*Goal of the exercise:* In the listing that follows, count every line with the word "label" in it and write only the total.

Lines of data

# # #

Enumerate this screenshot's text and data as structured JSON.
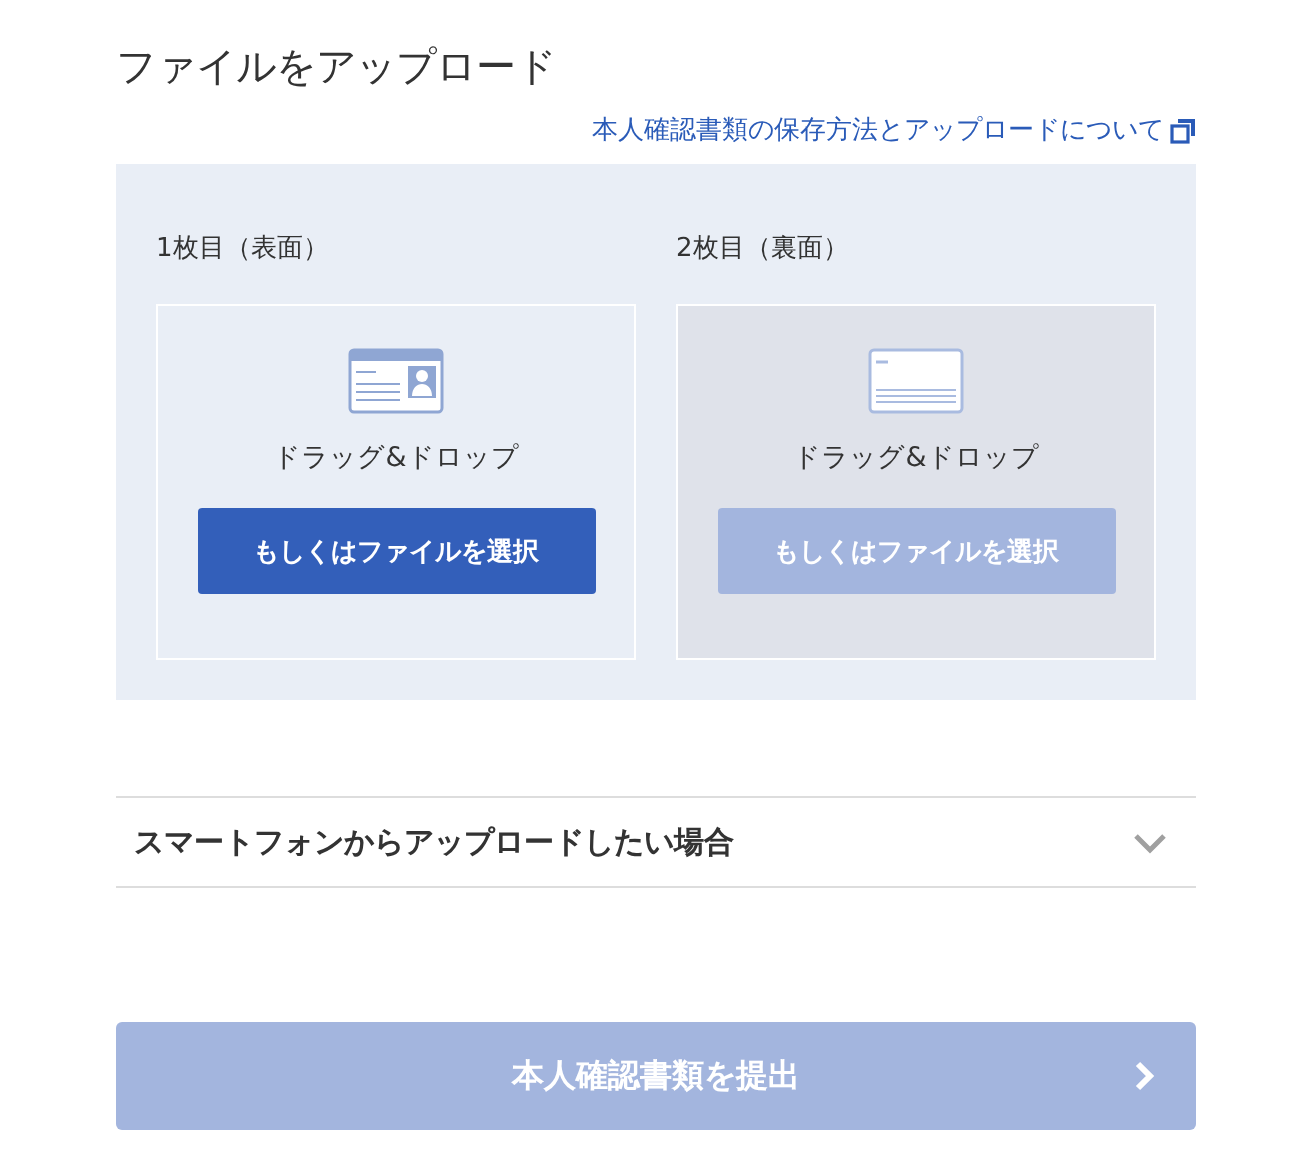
{
  "title": "ファイルをアップロード",
  "help_link": "本人確認書類の保存方法とアップロードについて",
  "slots": [
    {
      "label": "1枚目（表面）",
      "kind": "front",
      "disabled": false,
      "drop_text": "ドラッグ&ドロップ",
      "button": "もしくはファイルを選択"
    },
    {
      "label": "2枚目（裏面）",
      "kind": "back",
      "disabled": true,
      "drop_text": "ドラッグ&ドロップ",
      "button": "もしくはファイルを選択"
    }
  ],
  "accordion": {
    "label": "スマートフォンからアップロードしたい場合",
    "expanded": false
  },
  "submit": {
    "label": "本人確認書類を提出",
    "disabled": true
  }
}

# # #

*Output for this exercise:* 4